#### [DATA LISTING]
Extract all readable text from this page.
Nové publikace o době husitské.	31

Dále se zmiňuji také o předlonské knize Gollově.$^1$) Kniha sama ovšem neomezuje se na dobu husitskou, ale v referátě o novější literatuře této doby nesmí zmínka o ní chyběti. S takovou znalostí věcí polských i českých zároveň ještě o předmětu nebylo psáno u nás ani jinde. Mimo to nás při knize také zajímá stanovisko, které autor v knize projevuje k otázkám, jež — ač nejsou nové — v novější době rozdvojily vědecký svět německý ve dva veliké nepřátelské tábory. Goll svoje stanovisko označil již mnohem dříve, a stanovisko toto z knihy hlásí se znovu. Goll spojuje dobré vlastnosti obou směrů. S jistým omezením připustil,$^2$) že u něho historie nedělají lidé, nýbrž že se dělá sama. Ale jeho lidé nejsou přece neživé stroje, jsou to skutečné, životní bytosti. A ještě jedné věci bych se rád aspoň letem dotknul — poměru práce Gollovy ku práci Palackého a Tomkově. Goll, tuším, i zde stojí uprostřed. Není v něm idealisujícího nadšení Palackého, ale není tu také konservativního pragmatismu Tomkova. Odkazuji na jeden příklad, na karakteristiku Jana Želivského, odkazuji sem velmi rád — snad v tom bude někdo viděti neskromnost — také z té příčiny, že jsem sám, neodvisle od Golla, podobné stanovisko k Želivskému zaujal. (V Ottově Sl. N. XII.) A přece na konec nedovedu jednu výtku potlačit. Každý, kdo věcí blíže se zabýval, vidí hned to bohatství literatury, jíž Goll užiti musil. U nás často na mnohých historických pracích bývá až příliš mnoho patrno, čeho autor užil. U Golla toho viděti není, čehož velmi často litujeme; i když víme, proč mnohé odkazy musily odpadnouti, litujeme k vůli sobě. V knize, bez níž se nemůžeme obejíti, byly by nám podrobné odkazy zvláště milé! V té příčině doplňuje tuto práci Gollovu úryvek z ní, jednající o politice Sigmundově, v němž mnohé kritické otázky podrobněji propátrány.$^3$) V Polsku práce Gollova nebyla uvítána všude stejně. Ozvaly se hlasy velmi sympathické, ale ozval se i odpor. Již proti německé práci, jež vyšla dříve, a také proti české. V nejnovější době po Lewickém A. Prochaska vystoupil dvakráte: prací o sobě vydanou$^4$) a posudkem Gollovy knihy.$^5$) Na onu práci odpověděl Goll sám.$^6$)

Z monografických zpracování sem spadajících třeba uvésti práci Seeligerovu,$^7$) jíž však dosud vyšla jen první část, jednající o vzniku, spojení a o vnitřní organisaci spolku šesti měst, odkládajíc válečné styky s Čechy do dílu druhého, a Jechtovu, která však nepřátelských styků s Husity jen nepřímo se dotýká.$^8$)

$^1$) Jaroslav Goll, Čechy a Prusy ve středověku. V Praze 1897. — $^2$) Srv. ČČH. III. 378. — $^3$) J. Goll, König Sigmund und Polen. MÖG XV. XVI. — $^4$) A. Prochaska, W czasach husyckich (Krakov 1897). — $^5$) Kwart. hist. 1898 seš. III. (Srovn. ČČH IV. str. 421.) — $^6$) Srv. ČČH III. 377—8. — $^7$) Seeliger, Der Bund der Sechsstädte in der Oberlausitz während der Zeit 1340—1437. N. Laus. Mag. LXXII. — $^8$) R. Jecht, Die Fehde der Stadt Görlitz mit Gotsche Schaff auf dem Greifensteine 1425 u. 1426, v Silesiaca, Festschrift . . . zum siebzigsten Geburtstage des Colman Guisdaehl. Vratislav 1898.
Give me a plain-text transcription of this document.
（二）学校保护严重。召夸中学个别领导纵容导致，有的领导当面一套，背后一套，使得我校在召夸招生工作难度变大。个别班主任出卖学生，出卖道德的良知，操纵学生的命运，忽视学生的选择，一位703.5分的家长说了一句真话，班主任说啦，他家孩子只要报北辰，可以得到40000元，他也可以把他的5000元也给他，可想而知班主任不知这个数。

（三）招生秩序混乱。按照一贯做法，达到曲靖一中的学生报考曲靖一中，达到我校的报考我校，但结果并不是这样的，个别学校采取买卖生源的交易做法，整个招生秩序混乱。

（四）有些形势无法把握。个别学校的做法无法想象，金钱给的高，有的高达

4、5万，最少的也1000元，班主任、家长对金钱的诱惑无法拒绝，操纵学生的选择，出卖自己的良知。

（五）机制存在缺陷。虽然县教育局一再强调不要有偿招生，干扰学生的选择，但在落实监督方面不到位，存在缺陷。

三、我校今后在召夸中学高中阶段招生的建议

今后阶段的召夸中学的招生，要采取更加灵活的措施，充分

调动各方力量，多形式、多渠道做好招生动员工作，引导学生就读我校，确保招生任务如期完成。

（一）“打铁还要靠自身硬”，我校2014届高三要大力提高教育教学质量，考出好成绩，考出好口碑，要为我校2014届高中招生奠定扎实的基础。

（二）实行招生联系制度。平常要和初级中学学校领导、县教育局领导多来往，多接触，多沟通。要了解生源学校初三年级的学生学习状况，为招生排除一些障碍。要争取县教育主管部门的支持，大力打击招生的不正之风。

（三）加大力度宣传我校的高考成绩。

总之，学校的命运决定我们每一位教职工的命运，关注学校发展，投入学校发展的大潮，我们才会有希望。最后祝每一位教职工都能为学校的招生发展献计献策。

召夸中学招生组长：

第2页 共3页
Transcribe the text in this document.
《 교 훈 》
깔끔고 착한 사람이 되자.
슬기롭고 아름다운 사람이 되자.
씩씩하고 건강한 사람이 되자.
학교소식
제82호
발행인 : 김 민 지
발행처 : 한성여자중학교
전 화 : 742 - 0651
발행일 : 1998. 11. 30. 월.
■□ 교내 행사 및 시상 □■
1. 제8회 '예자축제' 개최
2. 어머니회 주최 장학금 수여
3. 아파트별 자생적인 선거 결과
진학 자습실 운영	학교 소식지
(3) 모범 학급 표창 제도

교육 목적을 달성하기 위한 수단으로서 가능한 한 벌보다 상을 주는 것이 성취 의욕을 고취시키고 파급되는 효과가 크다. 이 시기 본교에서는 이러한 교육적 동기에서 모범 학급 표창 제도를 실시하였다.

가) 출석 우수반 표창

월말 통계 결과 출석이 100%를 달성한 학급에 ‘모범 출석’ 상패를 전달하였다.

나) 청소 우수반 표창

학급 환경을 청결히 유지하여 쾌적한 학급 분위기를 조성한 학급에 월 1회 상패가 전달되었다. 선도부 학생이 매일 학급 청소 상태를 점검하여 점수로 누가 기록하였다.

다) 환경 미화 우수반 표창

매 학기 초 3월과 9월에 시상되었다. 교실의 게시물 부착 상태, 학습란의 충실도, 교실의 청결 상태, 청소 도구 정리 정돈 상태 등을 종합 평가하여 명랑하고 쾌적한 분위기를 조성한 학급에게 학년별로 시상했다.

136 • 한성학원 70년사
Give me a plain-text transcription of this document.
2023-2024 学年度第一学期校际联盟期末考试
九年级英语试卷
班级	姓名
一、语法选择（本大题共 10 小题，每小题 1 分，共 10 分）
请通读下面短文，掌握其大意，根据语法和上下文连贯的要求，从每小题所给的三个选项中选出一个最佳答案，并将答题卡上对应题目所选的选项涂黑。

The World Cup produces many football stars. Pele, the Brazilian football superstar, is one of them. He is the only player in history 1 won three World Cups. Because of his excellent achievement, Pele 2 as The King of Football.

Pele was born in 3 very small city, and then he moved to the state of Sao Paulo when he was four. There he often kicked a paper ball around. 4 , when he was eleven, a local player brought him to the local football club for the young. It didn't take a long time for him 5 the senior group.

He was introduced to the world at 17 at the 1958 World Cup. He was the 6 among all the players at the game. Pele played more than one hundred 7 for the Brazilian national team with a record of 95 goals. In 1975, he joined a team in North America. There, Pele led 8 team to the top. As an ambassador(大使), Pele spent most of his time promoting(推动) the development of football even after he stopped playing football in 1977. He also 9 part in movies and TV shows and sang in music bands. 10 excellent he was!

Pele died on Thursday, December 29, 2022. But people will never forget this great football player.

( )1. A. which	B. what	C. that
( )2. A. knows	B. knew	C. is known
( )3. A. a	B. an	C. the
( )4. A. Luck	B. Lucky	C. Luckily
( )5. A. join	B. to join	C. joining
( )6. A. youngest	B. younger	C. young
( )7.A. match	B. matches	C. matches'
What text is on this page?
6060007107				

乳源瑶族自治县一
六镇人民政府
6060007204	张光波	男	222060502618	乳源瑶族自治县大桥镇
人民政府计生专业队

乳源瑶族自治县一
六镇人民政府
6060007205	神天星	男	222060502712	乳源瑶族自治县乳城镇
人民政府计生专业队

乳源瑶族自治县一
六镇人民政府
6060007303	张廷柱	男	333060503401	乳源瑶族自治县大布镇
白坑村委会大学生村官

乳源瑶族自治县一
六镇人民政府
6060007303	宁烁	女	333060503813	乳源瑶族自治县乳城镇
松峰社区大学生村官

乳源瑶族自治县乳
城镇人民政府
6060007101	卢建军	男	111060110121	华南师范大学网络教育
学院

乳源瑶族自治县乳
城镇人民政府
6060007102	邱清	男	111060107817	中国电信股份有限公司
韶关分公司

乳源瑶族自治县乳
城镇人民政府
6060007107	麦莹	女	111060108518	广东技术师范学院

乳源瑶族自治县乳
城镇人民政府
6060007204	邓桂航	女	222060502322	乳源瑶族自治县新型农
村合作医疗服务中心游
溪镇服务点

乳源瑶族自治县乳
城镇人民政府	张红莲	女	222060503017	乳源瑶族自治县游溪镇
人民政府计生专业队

#### [TASK BRIEF]
Your task is to collect every line above that contains the word "excellent".

#### [EXPECTED ANSWER]
The World Cup produces many football stars. Pele, the Brazilian football superstar, is one of them. He is the only player in history 1 won three World Cups. Because of his excellent achievement, Pele 2 as The King of Football.
He was introduced to the world at 17 at the 1958 World Cup. He was the 6 among all the players at the game. Pele played more than one hundred 7 for the Brazilian national team with a record of 95 goals. In 1975, he joined a team in North America. There, Pele led 8 team to the top. As an ambassador(大使), Pele spent most of his time promoting(推动) the development of football even after he stopped playing football in 1977. He also 9 part in movies and TV shows and sang in music bands. 10 excellent he was!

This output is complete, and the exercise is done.